━━ Records for this exercise
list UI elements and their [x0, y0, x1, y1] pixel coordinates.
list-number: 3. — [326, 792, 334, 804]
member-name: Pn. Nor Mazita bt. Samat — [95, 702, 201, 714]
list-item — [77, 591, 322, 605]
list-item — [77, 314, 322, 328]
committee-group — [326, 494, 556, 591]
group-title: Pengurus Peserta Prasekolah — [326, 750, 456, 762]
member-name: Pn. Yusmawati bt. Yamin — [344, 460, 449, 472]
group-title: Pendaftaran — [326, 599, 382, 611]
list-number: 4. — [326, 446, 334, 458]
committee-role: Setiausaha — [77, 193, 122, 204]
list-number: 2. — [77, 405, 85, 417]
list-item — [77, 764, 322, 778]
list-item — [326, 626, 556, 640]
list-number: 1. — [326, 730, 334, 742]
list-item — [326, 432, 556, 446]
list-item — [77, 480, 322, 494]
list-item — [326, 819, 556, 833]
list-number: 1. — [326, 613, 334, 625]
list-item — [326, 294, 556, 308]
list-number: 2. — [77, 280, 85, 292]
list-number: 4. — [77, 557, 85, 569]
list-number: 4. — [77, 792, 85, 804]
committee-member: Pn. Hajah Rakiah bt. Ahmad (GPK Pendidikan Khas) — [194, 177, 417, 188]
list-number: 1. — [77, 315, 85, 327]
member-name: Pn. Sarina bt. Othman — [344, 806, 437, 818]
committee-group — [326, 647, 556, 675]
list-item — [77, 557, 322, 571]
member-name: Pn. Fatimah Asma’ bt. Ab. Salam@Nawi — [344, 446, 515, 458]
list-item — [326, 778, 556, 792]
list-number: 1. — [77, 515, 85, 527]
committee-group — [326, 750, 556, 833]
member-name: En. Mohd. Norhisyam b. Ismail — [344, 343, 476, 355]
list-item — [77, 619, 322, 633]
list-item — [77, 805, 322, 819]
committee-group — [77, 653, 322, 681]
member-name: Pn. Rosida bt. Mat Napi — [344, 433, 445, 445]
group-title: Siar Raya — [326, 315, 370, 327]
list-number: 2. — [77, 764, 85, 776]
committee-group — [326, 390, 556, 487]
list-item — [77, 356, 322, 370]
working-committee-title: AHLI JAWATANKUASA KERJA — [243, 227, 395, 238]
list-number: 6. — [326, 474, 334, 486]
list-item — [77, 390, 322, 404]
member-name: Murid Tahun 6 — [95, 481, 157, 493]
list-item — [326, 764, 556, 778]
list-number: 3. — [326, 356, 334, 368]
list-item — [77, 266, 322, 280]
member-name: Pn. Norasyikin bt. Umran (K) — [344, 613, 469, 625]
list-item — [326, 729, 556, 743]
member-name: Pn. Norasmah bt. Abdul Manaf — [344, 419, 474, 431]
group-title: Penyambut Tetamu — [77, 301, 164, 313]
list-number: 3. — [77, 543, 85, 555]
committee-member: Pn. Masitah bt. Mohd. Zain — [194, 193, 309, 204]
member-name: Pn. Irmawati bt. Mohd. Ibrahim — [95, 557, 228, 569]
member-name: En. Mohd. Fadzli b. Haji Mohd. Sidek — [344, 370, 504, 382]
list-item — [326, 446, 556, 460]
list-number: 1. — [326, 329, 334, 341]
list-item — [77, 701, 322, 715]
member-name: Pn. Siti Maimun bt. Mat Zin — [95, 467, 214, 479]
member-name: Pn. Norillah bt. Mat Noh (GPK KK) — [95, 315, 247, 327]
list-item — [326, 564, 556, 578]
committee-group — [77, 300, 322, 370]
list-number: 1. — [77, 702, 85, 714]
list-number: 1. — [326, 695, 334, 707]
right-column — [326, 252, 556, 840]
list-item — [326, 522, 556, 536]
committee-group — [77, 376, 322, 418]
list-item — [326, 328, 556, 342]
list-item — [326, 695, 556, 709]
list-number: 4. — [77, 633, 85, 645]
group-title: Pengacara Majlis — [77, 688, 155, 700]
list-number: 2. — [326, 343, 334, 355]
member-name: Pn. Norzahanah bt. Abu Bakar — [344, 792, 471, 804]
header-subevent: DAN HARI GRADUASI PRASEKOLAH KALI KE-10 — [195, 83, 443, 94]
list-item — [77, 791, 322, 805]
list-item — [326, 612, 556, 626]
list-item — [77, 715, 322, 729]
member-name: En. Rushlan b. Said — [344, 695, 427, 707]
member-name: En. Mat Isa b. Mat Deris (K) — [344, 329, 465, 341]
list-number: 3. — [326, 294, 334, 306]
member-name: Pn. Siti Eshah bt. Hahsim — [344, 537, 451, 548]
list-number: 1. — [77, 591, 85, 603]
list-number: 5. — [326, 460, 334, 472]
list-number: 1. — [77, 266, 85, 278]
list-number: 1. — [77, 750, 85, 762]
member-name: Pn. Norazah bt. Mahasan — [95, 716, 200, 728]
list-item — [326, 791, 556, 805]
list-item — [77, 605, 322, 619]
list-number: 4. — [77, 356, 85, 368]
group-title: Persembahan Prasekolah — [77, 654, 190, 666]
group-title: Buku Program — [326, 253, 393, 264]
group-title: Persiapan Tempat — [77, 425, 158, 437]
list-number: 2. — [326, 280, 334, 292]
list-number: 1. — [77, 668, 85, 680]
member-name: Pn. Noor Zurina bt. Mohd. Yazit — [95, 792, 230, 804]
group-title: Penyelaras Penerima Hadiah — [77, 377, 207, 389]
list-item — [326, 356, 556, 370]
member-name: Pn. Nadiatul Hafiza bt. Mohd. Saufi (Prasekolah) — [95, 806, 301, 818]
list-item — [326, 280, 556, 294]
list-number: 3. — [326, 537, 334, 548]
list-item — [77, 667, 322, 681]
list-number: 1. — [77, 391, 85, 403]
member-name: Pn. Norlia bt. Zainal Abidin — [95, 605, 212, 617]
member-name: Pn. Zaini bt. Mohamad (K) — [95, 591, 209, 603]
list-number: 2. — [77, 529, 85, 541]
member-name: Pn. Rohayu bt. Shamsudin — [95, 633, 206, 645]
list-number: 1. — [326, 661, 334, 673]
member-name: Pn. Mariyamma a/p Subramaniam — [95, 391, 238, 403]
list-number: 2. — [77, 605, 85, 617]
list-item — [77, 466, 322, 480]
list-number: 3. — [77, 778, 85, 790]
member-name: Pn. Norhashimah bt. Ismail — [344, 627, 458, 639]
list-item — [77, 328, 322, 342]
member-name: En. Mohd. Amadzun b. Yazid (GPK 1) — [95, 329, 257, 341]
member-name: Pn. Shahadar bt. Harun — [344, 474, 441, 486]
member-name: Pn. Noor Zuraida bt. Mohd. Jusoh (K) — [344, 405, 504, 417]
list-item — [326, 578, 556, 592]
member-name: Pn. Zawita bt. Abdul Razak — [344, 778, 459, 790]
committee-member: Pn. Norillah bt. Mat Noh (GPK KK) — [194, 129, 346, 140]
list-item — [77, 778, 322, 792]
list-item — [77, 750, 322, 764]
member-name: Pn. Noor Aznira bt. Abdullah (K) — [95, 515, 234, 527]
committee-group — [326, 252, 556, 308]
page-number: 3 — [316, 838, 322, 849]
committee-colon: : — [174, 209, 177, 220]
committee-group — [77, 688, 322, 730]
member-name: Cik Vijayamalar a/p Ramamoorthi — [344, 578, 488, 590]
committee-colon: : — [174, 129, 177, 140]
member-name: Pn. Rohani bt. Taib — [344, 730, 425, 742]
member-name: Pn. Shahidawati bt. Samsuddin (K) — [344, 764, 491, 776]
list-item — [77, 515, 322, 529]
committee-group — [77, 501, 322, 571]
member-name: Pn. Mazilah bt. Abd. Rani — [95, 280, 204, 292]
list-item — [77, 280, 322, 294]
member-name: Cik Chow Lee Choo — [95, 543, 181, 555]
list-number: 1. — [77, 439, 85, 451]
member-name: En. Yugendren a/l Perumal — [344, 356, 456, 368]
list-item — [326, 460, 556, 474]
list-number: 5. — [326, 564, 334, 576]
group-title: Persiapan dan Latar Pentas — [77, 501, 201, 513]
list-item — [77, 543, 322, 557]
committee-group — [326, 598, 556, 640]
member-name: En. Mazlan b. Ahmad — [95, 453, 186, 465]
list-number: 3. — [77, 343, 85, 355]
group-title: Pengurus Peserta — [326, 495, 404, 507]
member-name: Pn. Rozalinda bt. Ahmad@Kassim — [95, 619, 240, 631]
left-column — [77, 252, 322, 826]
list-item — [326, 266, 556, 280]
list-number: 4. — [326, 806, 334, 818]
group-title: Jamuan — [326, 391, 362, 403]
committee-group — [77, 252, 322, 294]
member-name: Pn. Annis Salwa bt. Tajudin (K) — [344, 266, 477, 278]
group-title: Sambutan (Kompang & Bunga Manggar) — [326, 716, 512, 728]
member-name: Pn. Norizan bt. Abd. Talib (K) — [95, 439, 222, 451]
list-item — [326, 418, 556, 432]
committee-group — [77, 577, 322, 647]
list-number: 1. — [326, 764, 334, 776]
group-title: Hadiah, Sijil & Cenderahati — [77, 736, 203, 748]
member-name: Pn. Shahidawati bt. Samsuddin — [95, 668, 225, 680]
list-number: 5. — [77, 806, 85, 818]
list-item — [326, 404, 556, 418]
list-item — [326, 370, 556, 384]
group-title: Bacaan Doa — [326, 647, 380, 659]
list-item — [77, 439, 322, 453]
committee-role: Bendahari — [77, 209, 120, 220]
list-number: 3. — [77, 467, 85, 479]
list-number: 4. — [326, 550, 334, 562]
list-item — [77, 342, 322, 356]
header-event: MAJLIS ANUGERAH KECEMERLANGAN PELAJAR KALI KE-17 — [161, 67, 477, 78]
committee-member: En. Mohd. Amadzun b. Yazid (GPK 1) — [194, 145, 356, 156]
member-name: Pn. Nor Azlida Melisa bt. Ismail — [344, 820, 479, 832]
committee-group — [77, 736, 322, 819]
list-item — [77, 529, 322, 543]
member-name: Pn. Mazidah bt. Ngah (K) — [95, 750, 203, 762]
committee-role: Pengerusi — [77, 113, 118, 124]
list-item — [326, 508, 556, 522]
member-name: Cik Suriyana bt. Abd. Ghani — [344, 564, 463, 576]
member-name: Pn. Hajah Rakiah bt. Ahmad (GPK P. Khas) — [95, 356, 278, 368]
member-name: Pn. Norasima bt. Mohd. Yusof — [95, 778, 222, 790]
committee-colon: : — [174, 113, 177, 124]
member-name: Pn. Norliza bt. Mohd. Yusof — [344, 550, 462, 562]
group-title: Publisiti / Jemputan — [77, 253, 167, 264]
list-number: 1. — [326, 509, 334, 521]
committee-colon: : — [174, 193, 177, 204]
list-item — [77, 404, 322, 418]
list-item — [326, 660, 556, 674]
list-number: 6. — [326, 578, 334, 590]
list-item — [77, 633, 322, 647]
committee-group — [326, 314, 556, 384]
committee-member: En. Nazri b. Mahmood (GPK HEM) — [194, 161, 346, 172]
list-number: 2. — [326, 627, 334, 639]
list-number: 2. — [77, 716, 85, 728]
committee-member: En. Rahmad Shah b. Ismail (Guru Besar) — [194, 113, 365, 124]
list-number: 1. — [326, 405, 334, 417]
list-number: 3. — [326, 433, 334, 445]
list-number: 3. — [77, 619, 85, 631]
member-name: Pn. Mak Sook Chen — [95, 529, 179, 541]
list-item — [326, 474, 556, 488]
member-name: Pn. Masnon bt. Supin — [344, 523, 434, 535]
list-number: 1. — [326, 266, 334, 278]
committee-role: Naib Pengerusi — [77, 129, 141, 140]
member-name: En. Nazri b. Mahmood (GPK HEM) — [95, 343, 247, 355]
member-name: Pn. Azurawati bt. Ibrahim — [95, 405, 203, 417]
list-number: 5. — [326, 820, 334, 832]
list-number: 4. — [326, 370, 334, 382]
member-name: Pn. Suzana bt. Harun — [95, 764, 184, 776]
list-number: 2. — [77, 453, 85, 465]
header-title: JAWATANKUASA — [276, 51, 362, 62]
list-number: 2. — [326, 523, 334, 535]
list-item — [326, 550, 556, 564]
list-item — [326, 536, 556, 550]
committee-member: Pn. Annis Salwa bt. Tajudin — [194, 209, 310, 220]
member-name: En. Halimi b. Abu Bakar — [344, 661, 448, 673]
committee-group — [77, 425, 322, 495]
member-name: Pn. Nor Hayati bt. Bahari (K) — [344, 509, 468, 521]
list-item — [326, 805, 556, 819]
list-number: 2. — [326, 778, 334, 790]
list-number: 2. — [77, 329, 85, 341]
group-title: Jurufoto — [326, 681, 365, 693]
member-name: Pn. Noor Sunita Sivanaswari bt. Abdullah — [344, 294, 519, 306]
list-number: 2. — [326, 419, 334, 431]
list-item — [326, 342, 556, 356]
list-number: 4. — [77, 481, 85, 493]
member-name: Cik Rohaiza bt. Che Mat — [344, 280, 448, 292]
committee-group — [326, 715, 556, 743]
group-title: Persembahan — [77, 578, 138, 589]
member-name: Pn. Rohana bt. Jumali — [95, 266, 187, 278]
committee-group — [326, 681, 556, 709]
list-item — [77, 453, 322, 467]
━━━━
• **Exercise goal**
Render the lines from the first line of the items through the line with "list-item — [326, 819, 556, 833]" as a JSON list of strings, one string per line, with blank lines left out.

• **Result for this exercise**
[
  "list UI elements and their [x0, y0, x1, y1] pixel coordinates.",
  "list-number: 3. — [326, 792, 334, 804]",
  "member-name: Pn. Nor Mazita bt. Samat — [95, 702, 201, 714]",
  "list-item — [77, 591, 322, 605]",
  "list-item — [77, 314, 322, 328]",
  "committee-group — [326, 494, 556, 591]",
  "group-title: Pengurus Peserta Prasekolah — [326, 750, 456, 762]",
  "member-name: Pn. Yusmawati bt. Yamin — [344, 460, 449, 472]",
  "group-title: Pendaftaran — [326, 599, 382, 611]",
  "list-number: 4. — [326, 446, 334, 458]",
  "committee-role: Setiausaha — [77, 193, 122, 204]",
  "list-number: 2. — [77, 405, 85, 417]",
  "list-item — [77, 764, 322, 778]",
  "list-item — [326, 626, 556, 640]",
  "list-number: 1. — [326, 730, 334, 742]",
  "list-item — [326, 432, 556, 446]",
  "list-item — [77, 480, 322, 494]",
  "list-item — [326, 819, 556, 833]"
]